- TASK:
Using the data below, copy every line that contains the word "label".

══════════════════════════════

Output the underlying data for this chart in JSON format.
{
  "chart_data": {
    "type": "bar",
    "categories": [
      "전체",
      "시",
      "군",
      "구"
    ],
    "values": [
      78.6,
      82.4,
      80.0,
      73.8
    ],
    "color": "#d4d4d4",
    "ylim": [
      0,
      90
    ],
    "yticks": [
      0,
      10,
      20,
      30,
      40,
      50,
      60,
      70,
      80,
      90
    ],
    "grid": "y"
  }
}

══════════════════════════════

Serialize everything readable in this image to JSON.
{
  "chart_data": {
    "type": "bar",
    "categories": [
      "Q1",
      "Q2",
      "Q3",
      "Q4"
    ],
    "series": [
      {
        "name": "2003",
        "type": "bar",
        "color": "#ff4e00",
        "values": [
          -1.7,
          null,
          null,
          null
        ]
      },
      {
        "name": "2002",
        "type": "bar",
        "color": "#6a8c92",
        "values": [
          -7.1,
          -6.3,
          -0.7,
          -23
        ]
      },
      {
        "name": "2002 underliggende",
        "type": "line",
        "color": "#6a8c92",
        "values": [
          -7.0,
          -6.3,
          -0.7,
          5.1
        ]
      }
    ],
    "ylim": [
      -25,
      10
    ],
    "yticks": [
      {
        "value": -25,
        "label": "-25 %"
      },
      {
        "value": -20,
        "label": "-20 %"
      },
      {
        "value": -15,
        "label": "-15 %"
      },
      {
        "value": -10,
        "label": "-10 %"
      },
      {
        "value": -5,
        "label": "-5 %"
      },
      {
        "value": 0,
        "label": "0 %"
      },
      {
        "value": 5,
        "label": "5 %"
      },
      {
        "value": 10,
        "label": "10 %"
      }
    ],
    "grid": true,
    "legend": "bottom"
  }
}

══════════════════════════════

- PROBLEM SOLUTION:
        "label": "-25 %"
        "label": "-20 %"
        "label": "-15 %"
        "label": "-10 %"
        "label": "-5 %"
        "label": "0 %"
        "label": "5 %"
        "label": "10 %"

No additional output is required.